### Stored records

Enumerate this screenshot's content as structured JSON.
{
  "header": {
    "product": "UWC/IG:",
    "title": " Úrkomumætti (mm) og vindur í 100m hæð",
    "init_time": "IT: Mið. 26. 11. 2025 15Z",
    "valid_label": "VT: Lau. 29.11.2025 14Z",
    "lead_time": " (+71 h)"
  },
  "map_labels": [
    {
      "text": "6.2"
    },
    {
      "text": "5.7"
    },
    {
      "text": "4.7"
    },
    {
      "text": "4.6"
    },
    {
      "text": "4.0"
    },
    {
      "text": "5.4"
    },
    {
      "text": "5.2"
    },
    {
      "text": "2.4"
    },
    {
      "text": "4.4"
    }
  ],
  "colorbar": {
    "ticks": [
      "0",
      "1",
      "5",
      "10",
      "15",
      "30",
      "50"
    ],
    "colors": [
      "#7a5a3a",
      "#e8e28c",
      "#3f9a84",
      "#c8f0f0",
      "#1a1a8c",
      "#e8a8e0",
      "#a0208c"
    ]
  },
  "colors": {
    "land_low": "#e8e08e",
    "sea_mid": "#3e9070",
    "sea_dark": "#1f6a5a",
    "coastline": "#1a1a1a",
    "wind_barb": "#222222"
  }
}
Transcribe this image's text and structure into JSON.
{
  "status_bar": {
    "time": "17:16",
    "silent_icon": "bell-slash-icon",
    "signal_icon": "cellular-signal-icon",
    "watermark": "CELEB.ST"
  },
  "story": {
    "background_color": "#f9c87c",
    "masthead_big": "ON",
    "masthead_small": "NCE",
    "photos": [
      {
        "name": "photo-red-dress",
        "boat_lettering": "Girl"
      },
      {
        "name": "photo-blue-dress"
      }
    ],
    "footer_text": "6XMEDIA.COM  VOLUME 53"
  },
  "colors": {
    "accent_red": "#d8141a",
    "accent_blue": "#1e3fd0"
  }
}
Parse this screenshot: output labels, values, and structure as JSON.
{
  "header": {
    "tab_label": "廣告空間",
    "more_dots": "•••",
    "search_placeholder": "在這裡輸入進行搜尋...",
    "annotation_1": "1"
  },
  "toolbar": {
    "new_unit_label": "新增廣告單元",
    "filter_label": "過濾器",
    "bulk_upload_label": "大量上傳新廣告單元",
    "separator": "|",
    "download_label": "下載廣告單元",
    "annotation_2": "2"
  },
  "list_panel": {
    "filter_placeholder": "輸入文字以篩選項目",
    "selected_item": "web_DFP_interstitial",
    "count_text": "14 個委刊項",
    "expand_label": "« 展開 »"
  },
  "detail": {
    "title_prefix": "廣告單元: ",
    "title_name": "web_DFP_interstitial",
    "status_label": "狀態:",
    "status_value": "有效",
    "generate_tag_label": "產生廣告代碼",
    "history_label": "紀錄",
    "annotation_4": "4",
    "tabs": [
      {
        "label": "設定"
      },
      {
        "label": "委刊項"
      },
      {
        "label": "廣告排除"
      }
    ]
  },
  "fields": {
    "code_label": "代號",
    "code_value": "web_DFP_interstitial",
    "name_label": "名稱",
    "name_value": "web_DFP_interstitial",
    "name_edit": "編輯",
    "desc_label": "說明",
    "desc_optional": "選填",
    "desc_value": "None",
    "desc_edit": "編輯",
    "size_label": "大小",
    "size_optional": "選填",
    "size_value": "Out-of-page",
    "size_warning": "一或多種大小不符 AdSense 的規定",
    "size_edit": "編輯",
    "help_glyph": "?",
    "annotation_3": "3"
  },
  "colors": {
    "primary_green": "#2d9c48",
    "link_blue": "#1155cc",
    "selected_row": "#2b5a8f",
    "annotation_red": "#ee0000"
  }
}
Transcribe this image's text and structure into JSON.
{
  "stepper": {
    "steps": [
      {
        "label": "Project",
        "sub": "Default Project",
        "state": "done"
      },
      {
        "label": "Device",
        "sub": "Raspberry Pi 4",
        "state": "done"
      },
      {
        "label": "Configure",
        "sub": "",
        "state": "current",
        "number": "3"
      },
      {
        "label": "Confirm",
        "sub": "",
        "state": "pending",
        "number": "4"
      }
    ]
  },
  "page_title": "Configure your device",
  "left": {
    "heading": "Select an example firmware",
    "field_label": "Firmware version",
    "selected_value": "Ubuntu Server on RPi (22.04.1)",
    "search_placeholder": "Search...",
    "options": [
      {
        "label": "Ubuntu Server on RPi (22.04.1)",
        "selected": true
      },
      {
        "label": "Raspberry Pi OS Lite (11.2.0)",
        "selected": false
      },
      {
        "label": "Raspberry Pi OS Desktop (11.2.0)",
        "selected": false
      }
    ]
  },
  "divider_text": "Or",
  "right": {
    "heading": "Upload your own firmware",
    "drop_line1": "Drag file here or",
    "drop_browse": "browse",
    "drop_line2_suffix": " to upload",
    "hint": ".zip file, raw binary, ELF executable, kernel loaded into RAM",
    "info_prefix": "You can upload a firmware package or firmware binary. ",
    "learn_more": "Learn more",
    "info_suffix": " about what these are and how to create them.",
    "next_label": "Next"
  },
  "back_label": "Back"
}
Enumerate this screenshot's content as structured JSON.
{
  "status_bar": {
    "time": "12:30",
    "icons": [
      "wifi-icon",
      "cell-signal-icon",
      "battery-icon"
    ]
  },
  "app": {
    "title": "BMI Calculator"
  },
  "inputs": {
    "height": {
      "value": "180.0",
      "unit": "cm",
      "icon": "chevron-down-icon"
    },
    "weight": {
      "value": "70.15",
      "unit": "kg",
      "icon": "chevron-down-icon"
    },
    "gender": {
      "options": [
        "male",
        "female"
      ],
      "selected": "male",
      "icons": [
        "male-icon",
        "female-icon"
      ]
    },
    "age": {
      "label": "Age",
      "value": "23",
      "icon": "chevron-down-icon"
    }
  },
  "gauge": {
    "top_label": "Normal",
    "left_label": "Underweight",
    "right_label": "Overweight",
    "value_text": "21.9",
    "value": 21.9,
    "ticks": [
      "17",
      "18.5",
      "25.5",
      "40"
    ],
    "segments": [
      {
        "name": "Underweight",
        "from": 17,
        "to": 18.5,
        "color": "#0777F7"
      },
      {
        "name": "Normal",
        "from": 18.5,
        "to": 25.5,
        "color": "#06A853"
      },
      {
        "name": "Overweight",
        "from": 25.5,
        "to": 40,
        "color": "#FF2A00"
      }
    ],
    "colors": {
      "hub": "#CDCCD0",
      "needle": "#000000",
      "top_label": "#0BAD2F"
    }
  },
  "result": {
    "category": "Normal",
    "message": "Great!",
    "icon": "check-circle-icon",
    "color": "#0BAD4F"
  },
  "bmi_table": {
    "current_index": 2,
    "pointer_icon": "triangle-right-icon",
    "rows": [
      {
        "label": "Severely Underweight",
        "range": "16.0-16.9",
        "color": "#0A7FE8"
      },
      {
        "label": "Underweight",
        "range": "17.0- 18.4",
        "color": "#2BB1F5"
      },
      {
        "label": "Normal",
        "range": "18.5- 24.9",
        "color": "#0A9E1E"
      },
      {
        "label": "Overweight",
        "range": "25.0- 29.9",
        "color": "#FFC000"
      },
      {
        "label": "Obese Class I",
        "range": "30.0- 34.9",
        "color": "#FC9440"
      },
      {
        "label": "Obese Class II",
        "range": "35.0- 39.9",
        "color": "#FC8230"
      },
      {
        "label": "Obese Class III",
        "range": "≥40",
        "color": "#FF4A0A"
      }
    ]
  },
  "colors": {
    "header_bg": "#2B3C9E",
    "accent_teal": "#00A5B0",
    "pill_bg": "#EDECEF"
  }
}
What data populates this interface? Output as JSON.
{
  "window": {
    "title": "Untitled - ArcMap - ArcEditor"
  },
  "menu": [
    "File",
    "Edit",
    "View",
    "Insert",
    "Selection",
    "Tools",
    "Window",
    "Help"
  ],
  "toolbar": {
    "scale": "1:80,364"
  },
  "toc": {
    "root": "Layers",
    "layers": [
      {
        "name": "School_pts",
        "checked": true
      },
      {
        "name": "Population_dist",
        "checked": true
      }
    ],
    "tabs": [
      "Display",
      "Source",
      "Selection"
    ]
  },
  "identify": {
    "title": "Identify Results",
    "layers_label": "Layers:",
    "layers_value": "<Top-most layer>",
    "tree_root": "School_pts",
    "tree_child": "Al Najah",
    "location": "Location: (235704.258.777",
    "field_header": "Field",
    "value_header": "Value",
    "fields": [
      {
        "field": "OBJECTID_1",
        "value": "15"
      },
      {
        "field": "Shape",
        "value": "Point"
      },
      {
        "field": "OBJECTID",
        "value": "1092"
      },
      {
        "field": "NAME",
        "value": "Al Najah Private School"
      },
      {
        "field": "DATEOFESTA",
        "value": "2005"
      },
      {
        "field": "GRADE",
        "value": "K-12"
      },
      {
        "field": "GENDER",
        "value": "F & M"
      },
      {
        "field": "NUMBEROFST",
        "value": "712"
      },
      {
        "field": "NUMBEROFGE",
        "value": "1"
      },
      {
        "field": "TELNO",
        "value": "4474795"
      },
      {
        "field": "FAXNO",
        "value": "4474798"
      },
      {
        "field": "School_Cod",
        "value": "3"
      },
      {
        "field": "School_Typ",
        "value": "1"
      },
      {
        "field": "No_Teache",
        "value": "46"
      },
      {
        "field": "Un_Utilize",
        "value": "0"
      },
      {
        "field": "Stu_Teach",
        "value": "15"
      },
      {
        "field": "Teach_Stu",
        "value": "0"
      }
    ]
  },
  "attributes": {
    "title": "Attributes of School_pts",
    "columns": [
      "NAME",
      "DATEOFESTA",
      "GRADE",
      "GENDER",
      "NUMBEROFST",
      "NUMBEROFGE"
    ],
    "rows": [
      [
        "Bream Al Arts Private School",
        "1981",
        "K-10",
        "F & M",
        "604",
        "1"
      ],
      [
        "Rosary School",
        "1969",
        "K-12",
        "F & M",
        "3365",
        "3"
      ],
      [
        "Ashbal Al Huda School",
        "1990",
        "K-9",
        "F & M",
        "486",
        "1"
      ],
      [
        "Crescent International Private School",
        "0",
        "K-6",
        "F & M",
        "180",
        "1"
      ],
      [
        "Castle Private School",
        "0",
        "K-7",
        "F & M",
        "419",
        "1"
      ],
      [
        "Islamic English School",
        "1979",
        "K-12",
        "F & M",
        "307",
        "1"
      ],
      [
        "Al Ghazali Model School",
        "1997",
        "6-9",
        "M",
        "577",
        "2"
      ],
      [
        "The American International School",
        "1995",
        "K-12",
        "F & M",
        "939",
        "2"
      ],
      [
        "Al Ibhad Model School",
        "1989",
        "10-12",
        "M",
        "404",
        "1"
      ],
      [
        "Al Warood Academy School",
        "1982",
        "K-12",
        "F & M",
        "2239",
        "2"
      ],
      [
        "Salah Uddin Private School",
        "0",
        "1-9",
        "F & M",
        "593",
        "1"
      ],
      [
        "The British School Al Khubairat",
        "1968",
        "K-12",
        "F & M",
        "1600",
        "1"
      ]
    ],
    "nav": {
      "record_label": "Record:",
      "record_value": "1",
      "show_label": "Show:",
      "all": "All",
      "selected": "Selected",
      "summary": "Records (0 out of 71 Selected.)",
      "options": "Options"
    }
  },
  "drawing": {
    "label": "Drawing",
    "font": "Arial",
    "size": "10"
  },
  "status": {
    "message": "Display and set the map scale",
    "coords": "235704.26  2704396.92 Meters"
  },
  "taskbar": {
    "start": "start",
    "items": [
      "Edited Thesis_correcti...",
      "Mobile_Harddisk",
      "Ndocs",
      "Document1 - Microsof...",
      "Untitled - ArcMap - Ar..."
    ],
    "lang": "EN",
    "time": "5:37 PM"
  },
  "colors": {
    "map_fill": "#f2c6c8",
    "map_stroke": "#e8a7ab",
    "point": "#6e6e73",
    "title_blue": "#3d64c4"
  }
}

### Description of the task
Pick out and copy every line that contains the word "range".

### Right answer
        "range": "16.0-16.9",
        "range": "17.0- 18.4",
        "range": "18.5- 24.9",
        "range": "25.0- 29.9",
        "range": "30.0- 34.9",
        "range": "35.0- 39.9",
        "range": "≥40",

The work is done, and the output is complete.